Data records
┏━━

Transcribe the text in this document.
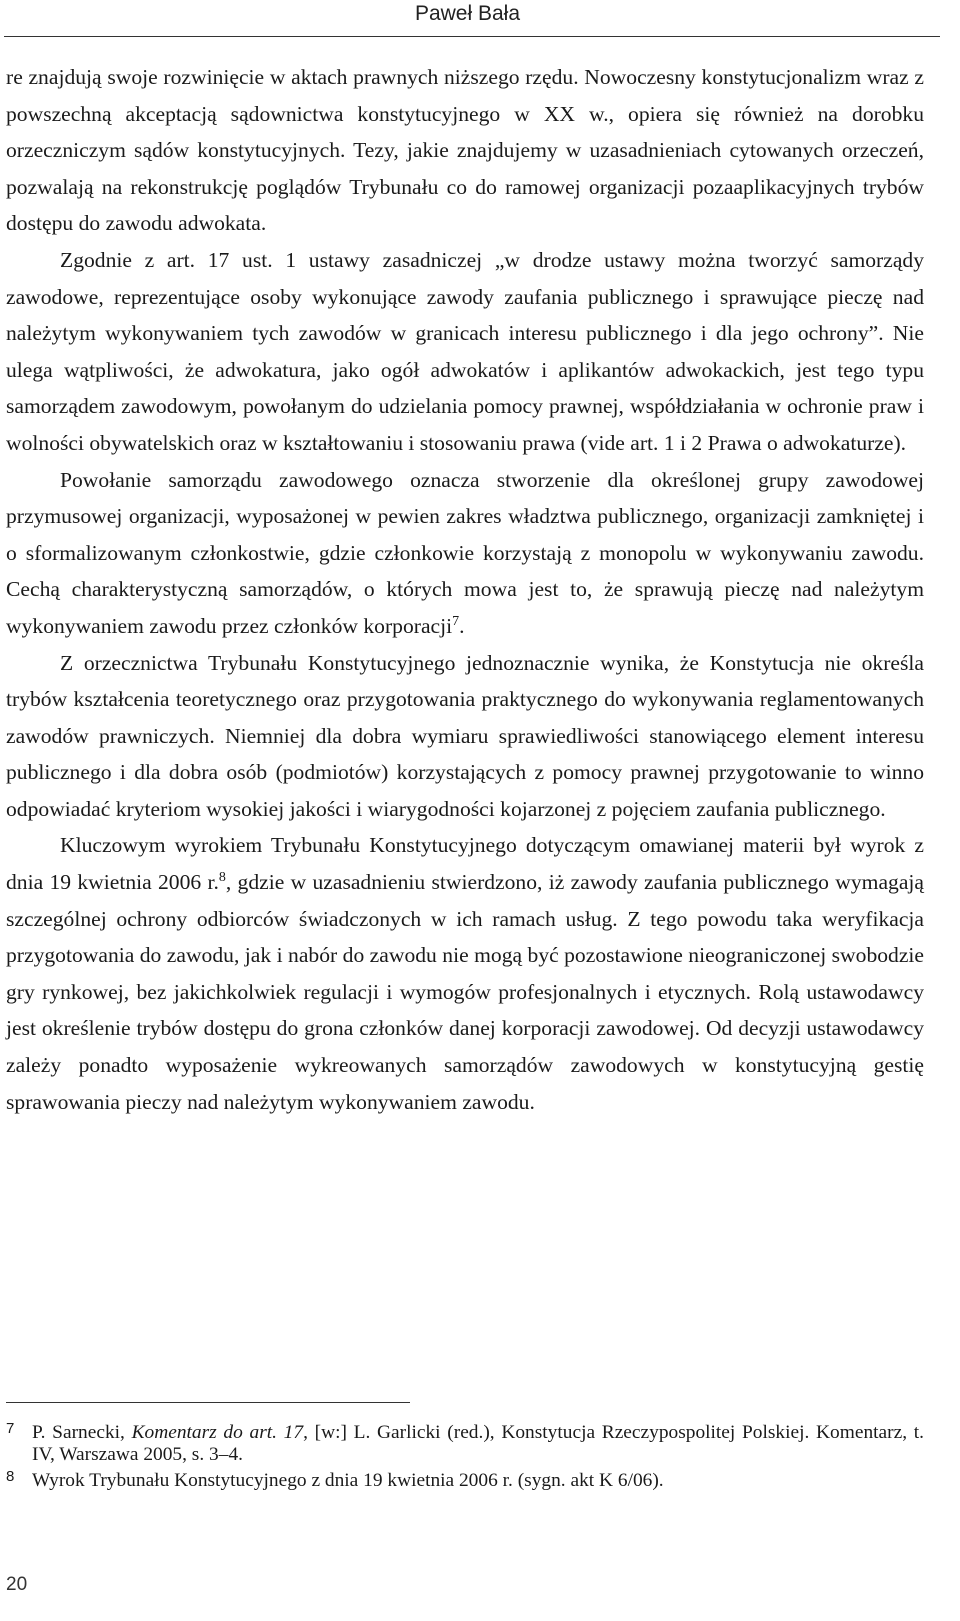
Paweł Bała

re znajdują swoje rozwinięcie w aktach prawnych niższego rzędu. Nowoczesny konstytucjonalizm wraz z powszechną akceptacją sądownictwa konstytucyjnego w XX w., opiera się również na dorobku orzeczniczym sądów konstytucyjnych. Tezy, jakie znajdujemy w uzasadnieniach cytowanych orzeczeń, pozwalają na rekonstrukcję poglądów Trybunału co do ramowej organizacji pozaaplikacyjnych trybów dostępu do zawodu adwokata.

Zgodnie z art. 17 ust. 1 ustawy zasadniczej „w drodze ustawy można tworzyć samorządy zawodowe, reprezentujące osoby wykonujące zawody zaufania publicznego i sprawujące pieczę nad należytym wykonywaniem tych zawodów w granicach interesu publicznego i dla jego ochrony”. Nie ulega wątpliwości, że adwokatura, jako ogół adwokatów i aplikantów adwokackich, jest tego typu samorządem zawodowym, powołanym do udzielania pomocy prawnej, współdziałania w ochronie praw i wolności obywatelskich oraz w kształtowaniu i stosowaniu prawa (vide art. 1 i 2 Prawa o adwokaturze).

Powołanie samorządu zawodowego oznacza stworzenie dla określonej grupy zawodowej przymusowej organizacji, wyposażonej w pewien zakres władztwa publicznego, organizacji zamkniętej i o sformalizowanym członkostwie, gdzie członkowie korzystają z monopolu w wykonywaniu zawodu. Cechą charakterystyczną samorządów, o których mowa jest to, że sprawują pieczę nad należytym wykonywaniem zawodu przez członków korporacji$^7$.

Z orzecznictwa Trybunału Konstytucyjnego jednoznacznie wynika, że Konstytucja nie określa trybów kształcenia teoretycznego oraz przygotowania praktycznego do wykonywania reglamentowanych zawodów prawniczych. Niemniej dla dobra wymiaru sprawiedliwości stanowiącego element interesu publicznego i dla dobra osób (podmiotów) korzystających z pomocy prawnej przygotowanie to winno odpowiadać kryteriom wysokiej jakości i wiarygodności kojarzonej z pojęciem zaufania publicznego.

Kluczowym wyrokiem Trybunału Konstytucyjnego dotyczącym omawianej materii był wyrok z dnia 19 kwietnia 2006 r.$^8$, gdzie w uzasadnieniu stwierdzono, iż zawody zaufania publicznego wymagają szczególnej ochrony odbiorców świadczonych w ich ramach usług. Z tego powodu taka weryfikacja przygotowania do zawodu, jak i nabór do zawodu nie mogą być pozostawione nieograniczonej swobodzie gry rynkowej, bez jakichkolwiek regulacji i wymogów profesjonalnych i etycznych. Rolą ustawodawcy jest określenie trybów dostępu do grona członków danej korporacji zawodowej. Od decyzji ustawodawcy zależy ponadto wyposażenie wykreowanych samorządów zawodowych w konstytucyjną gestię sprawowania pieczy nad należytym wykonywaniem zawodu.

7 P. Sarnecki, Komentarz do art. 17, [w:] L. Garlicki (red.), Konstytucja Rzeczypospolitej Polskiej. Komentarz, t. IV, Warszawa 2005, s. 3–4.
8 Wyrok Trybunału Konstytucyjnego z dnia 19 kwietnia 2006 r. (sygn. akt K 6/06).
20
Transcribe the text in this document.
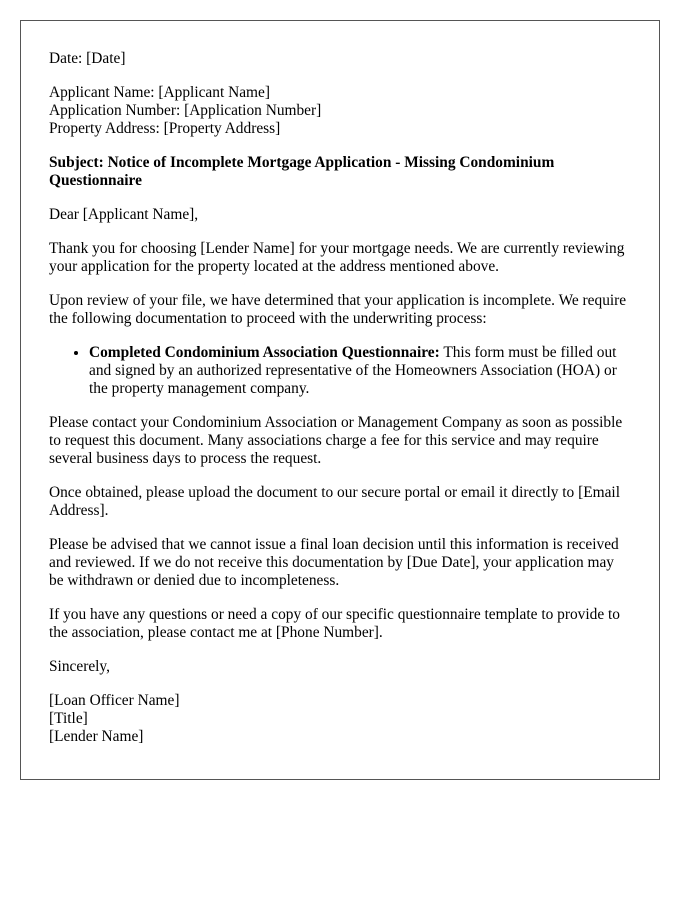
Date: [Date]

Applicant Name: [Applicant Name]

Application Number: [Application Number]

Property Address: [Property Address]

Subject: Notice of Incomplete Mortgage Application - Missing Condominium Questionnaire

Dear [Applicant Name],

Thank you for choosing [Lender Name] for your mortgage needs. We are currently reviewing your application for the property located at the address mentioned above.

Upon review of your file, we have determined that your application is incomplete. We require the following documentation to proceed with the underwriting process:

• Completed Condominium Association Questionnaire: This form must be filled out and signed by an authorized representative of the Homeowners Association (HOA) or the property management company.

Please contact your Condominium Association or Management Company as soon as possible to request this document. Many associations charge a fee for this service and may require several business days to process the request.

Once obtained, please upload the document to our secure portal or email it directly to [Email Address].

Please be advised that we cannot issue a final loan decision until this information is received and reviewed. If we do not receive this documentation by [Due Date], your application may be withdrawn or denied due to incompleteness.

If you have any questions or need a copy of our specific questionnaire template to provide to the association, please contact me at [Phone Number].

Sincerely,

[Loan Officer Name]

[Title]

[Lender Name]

┗━━

▸ DIRECTIONS
Look through the entries above; copy each line where the string "that" appears.

▸ REPLY
Upon review of your file, we have determined that your application is incomplete. We require the following documentation to proceed with the underwriting process:
Please be advised that we cannot issue a final loan decision until this information is received and reviewed. If we do not receive this documentation by [Due Date], your application may be withdrawn or denied due to incompleteness.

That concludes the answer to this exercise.